> _The exercise_: Collect from the data below each line with "screenshot".

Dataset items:
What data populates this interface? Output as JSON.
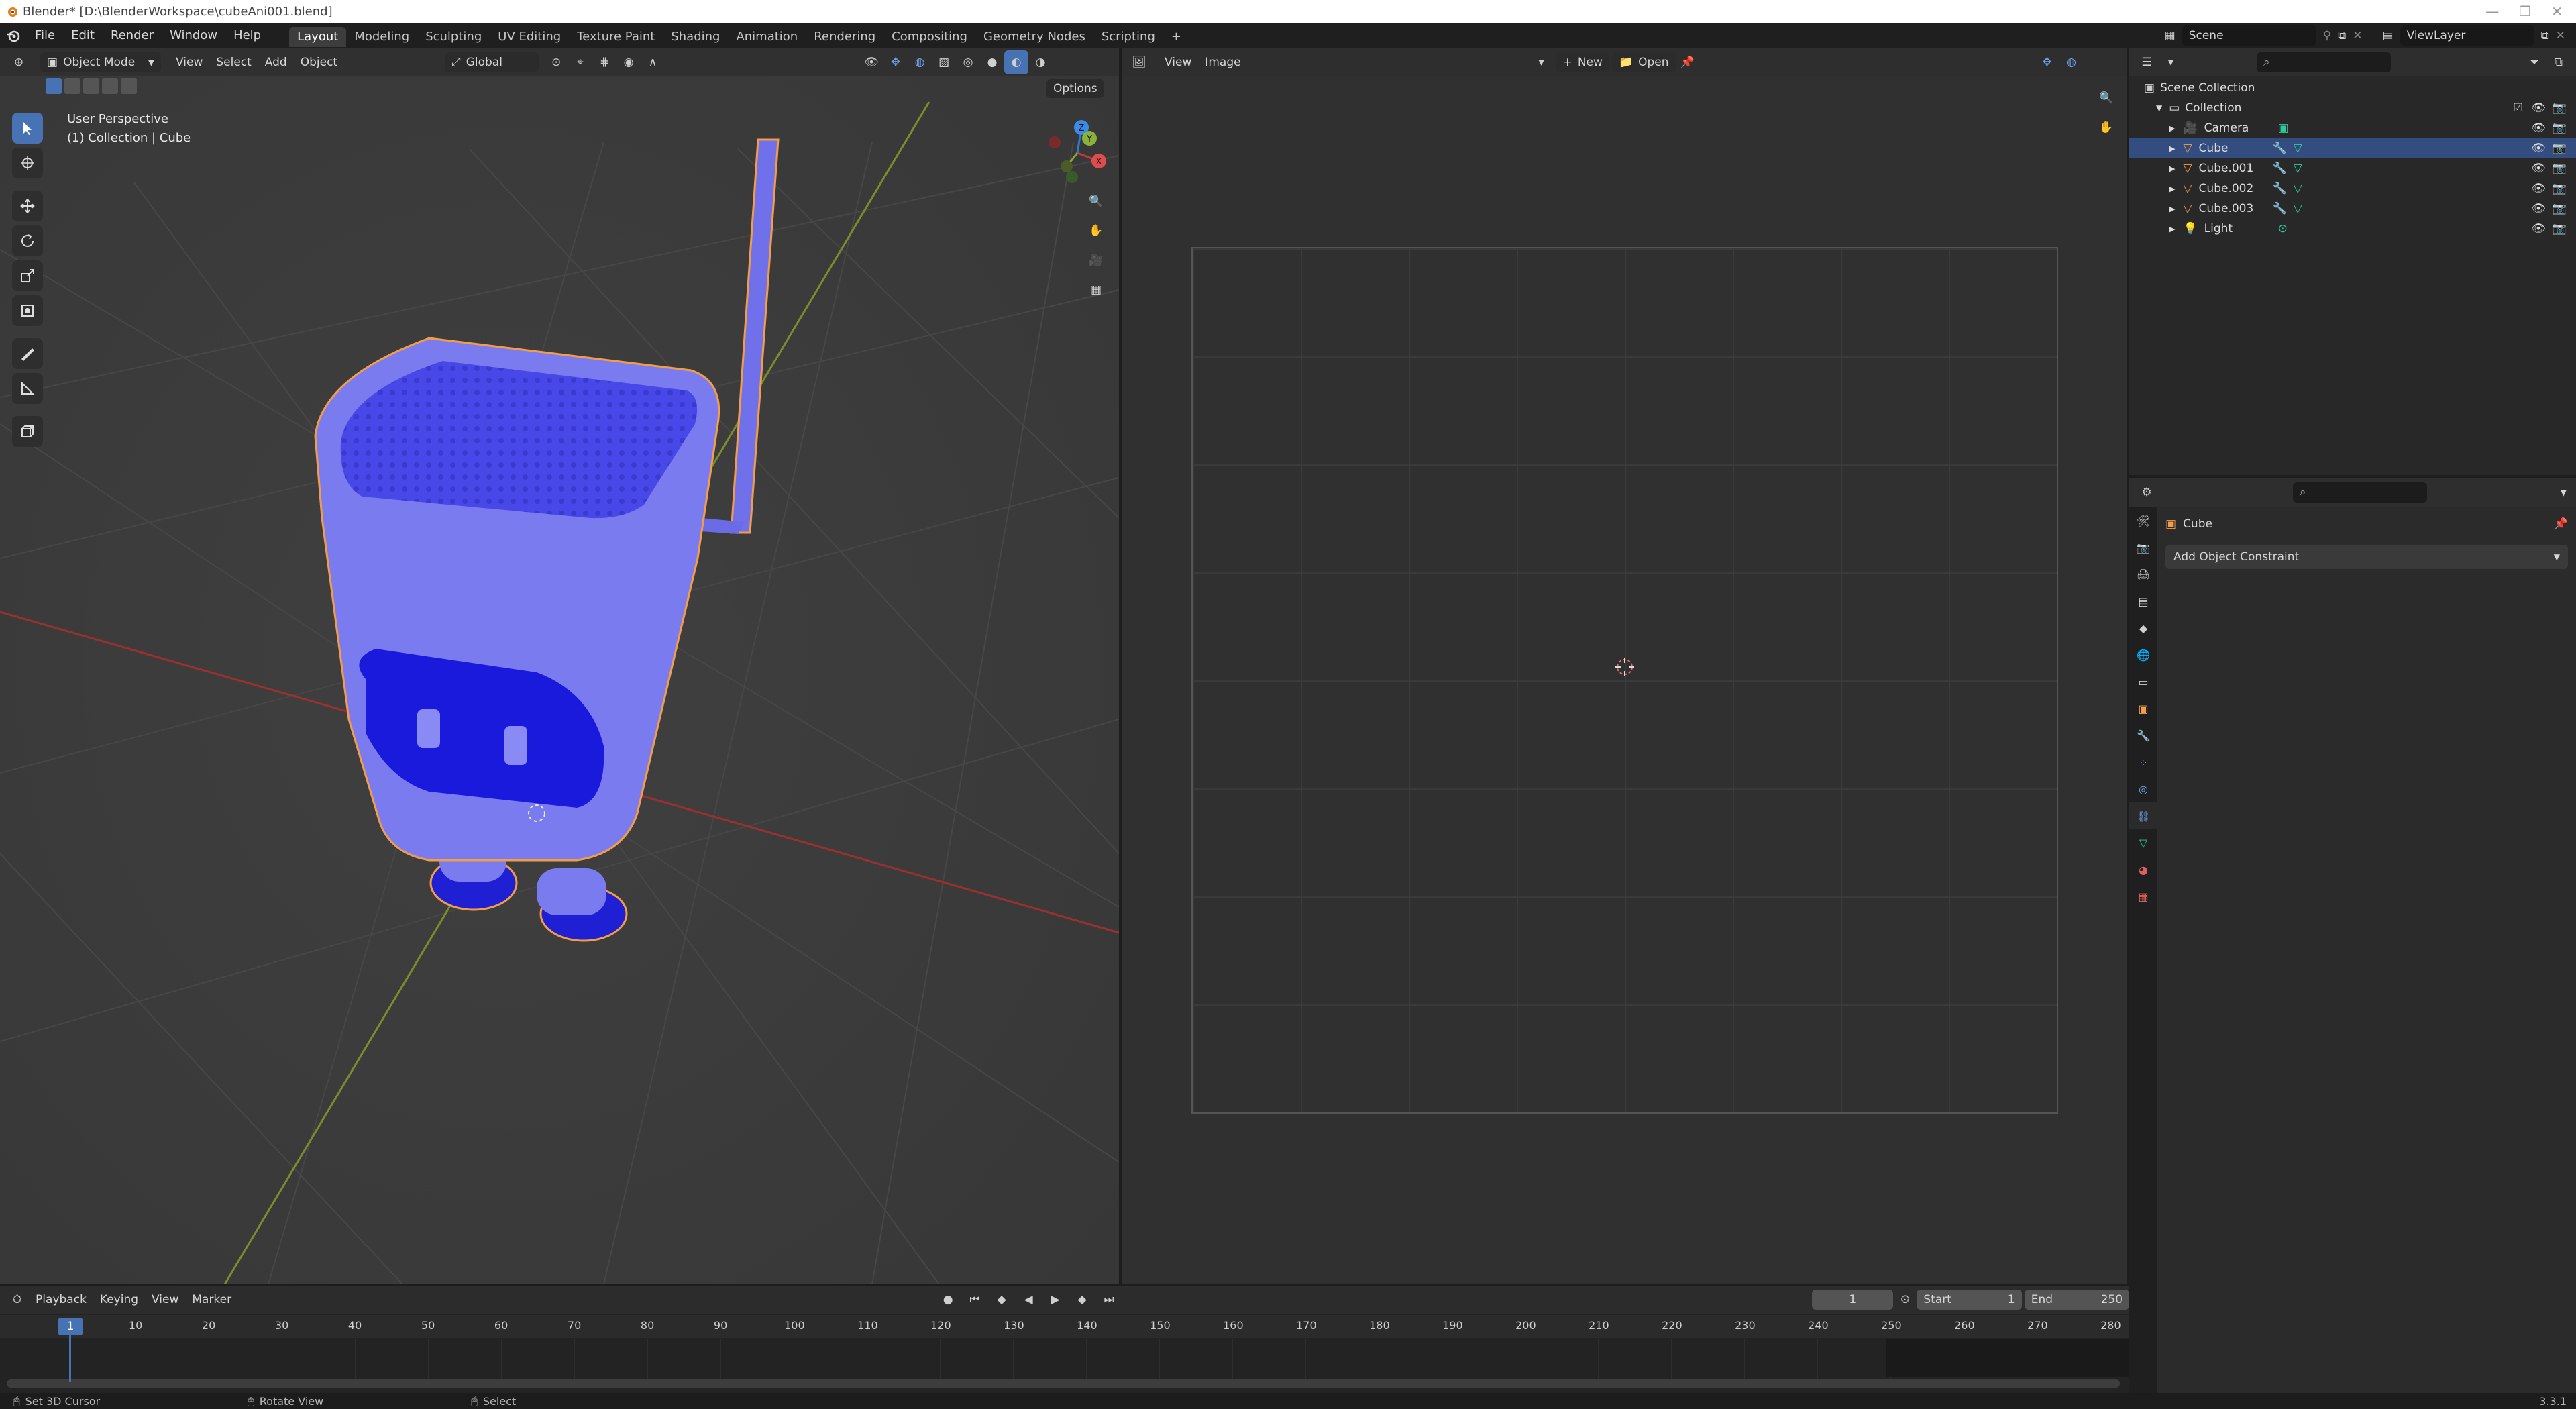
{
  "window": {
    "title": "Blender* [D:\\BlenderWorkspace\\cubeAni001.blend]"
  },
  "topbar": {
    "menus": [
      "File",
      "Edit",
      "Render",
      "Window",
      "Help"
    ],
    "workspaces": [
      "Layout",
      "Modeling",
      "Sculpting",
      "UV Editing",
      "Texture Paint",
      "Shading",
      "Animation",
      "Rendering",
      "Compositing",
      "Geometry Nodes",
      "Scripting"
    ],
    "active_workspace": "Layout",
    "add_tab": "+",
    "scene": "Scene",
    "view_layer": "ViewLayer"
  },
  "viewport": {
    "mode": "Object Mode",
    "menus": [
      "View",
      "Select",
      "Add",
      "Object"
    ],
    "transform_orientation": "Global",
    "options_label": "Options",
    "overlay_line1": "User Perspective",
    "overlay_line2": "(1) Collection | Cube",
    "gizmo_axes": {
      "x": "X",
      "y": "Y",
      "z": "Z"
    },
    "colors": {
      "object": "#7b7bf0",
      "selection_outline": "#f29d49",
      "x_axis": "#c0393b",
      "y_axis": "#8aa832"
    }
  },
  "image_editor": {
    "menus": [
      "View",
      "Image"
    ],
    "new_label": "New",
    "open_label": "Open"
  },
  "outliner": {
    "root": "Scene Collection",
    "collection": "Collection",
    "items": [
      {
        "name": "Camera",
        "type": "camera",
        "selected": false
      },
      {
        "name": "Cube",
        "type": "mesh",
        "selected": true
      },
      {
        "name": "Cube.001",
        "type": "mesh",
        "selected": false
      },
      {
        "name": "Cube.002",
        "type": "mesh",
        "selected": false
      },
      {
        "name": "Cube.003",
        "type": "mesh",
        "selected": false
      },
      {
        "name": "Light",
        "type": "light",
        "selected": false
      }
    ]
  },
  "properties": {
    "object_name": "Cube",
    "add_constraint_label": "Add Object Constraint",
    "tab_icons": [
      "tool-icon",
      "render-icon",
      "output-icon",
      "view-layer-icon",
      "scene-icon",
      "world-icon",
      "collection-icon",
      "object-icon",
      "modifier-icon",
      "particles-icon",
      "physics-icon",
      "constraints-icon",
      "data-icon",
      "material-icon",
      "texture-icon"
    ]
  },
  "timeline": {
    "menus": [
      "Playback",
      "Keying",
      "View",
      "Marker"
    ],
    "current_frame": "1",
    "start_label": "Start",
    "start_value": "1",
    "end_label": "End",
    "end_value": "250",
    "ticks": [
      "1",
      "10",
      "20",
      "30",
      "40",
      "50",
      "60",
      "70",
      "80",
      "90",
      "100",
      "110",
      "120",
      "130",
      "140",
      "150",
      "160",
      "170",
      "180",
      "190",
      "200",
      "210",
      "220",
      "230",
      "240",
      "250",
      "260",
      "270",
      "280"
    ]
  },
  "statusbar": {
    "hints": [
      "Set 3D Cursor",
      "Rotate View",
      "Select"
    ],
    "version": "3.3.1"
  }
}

--

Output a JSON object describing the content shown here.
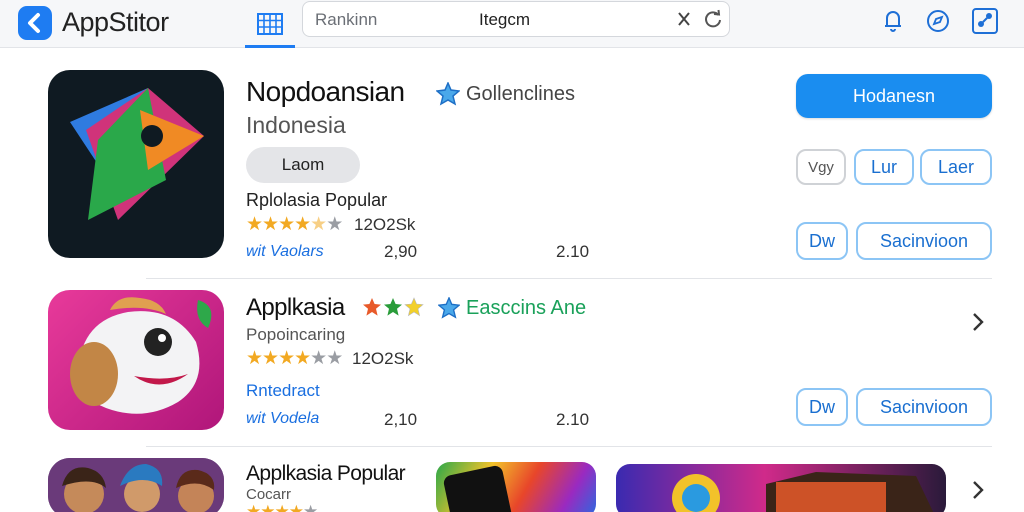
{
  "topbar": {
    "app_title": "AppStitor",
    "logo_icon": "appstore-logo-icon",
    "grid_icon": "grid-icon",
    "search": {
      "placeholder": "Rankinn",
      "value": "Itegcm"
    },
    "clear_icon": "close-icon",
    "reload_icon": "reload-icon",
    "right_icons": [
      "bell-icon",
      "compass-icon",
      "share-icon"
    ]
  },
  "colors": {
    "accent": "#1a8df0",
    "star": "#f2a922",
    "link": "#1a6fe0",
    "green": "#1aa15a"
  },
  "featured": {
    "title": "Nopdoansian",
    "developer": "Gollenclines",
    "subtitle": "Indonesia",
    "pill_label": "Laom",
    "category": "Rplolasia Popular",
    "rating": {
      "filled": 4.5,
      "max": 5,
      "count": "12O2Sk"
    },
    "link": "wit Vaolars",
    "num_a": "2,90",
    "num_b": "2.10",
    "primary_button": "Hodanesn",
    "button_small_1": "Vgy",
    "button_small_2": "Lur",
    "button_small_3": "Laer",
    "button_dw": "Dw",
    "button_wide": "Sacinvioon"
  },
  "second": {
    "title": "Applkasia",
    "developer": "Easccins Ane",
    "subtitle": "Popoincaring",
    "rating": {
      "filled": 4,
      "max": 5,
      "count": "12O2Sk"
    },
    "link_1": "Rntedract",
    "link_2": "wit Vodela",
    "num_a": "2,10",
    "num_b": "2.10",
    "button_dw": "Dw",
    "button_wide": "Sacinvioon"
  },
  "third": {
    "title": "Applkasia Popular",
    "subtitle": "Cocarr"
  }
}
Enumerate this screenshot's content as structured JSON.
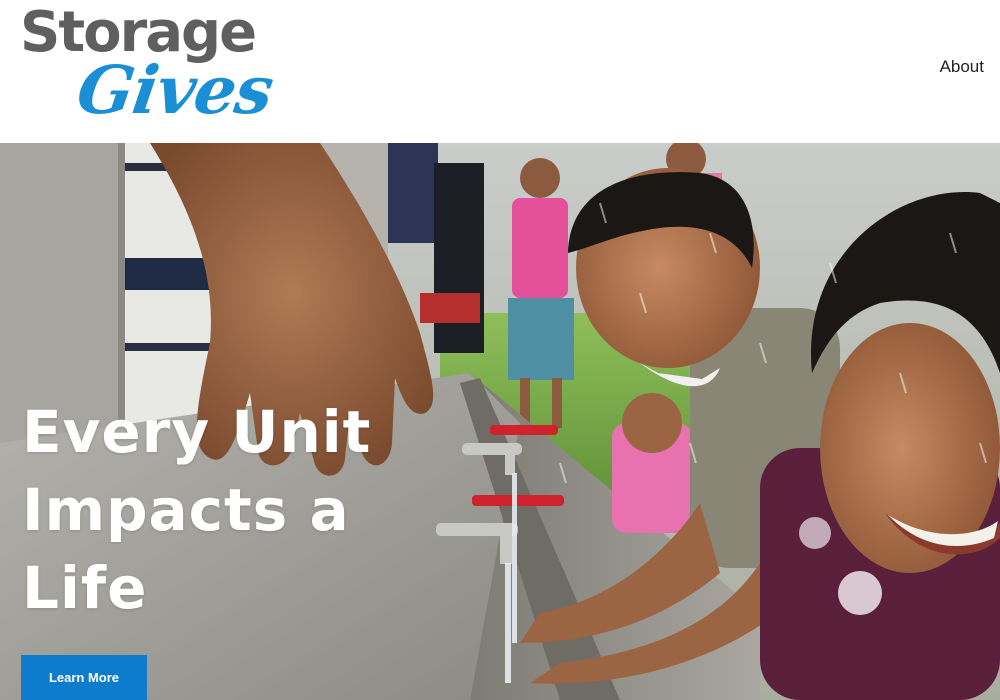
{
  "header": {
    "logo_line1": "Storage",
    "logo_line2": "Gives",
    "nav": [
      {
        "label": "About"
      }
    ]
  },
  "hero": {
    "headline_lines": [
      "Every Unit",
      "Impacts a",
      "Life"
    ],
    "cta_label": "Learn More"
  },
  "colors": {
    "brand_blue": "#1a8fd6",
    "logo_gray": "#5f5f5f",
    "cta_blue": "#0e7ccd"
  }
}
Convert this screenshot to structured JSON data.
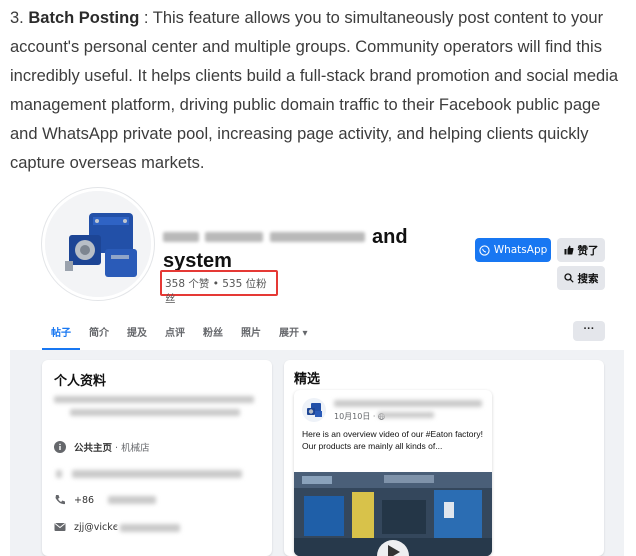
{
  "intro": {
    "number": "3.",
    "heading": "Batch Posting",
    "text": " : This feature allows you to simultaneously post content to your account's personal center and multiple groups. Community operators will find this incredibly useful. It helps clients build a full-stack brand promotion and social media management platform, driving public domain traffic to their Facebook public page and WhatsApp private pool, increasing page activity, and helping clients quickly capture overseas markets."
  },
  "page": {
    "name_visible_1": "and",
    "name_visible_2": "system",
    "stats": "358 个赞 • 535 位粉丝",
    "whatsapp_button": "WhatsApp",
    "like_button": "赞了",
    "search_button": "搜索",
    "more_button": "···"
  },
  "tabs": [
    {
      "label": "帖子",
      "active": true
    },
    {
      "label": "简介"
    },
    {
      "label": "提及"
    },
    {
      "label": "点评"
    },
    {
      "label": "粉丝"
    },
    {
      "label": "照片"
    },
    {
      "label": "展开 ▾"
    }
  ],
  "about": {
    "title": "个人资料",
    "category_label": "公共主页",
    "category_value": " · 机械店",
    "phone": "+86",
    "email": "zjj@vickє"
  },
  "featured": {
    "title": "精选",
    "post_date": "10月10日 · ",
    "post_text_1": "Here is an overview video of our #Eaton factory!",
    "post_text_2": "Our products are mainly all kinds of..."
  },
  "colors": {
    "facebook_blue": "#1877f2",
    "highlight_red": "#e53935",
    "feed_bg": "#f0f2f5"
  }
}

---

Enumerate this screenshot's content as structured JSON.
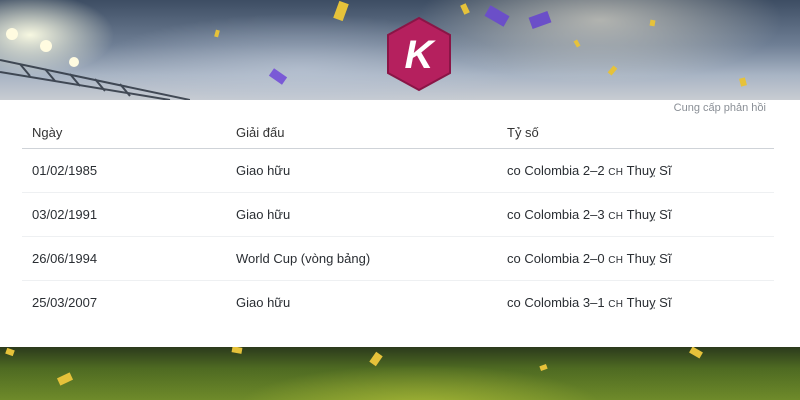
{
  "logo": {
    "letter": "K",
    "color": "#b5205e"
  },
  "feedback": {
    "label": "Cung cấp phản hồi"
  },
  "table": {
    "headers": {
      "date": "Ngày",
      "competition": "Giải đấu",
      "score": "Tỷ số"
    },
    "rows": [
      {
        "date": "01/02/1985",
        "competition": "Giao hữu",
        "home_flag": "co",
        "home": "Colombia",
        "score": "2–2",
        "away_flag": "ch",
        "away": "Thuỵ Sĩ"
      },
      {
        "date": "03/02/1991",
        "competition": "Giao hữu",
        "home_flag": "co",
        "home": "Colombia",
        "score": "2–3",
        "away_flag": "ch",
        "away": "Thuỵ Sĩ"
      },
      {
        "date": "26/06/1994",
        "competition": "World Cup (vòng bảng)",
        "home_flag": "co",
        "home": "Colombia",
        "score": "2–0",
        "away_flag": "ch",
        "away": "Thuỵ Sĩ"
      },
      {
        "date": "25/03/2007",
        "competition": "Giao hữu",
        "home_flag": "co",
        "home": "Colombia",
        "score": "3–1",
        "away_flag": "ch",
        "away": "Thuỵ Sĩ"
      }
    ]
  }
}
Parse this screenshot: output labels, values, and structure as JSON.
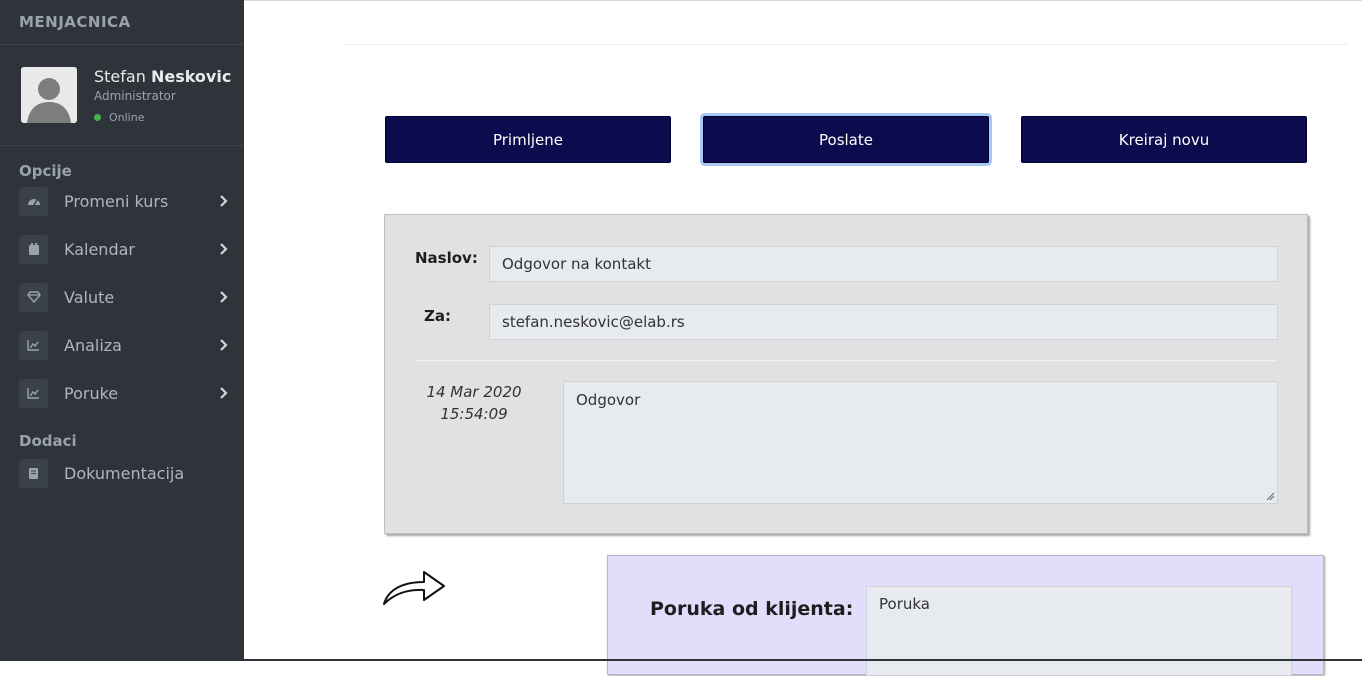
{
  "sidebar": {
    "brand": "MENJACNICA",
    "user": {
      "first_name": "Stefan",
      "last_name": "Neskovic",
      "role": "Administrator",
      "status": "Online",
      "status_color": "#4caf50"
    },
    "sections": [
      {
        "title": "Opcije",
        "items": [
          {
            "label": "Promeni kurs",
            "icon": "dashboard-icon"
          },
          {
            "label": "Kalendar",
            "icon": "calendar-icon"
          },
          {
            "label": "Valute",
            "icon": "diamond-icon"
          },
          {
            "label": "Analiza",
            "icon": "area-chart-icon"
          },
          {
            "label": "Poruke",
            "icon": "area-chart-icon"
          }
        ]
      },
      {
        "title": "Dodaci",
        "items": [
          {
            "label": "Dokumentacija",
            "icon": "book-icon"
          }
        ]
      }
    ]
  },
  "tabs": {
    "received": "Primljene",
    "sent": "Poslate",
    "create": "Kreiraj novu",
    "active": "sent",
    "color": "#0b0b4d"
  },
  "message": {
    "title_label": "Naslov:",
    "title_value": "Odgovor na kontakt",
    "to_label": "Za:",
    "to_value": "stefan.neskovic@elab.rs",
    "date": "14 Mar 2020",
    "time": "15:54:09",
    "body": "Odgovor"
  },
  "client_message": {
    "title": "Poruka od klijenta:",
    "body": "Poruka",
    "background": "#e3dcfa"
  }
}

> _Result of the task_:
Enumerate this screenshot's content as structured JSON.
Convert this screenshot to structured JSON data.
Enumerate this screenshot's content as structured JSON.
Parse this screenshot: output labels, values, and structure as JSON.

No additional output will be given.